Your answer should be a single number: the count of lines containing "Dupuytren".

Records supplied
——————
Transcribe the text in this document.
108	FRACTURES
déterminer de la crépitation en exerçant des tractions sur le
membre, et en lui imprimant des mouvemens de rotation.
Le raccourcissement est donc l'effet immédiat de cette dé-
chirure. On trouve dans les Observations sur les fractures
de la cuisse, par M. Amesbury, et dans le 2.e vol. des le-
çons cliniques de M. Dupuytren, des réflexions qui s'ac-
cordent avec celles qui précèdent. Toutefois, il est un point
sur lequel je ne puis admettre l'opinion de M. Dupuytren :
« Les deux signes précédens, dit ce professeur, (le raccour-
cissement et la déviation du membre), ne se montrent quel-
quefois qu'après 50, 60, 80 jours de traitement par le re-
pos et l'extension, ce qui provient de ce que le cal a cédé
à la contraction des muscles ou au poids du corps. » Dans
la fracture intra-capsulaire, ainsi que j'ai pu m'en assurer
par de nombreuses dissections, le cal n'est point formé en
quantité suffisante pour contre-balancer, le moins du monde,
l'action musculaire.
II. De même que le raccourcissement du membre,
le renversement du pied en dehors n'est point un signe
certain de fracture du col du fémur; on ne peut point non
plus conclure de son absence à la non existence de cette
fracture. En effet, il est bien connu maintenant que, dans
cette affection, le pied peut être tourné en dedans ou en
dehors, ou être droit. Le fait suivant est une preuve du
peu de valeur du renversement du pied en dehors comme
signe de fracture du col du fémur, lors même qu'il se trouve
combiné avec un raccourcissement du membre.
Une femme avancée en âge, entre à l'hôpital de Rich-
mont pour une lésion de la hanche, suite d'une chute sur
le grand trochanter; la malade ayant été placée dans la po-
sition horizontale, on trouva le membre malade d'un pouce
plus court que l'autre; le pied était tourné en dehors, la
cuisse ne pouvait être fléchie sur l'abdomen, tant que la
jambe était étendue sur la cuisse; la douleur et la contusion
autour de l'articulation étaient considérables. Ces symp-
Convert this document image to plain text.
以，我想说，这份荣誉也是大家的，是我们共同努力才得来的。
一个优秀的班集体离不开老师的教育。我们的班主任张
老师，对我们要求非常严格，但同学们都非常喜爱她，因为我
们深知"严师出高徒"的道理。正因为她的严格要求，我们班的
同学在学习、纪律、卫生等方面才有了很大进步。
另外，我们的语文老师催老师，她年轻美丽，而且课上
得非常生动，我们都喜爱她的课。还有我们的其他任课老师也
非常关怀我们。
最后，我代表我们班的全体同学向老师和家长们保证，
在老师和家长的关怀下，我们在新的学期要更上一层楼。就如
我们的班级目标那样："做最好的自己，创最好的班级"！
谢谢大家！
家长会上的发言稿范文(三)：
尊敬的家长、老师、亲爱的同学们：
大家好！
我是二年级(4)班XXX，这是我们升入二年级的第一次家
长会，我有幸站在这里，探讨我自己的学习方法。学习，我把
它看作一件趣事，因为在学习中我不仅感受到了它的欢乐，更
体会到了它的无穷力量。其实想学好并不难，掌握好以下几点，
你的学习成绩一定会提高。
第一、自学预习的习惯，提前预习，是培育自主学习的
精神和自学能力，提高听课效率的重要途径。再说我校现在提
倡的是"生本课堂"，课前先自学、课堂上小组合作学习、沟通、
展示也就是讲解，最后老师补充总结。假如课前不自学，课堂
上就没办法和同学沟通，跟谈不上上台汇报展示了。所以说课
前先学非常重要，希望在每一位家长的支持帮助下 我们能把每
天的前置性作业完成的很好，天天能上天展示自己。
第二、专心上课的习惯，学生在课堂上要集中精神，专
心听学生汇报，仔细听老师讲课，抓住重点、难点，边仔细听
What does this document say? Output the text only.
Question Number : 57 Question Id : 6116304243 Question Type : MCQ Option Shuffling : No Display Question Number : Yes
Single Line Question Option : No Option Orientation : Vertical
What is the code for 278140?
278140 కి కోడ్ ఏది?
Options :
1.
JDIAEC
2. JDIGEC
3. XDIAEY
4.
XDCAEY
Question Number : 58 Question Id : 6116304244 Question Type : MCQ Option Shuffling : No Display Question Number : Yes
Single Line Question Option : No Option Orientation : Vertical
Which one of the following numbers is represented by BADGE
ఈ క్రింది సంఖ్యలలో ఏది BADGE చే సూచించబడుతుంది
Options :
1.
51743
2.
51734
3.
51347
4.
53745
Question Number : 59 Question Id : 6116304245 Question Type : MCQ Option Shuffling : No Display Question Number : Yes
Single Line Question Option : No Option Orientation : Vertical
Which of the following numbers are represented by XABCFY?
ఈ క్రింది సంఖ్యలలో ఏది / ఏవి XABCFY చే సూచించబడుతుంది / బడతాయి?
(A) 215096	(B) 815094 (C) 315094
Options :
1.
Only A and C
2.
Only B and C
——————
Exercise solution
2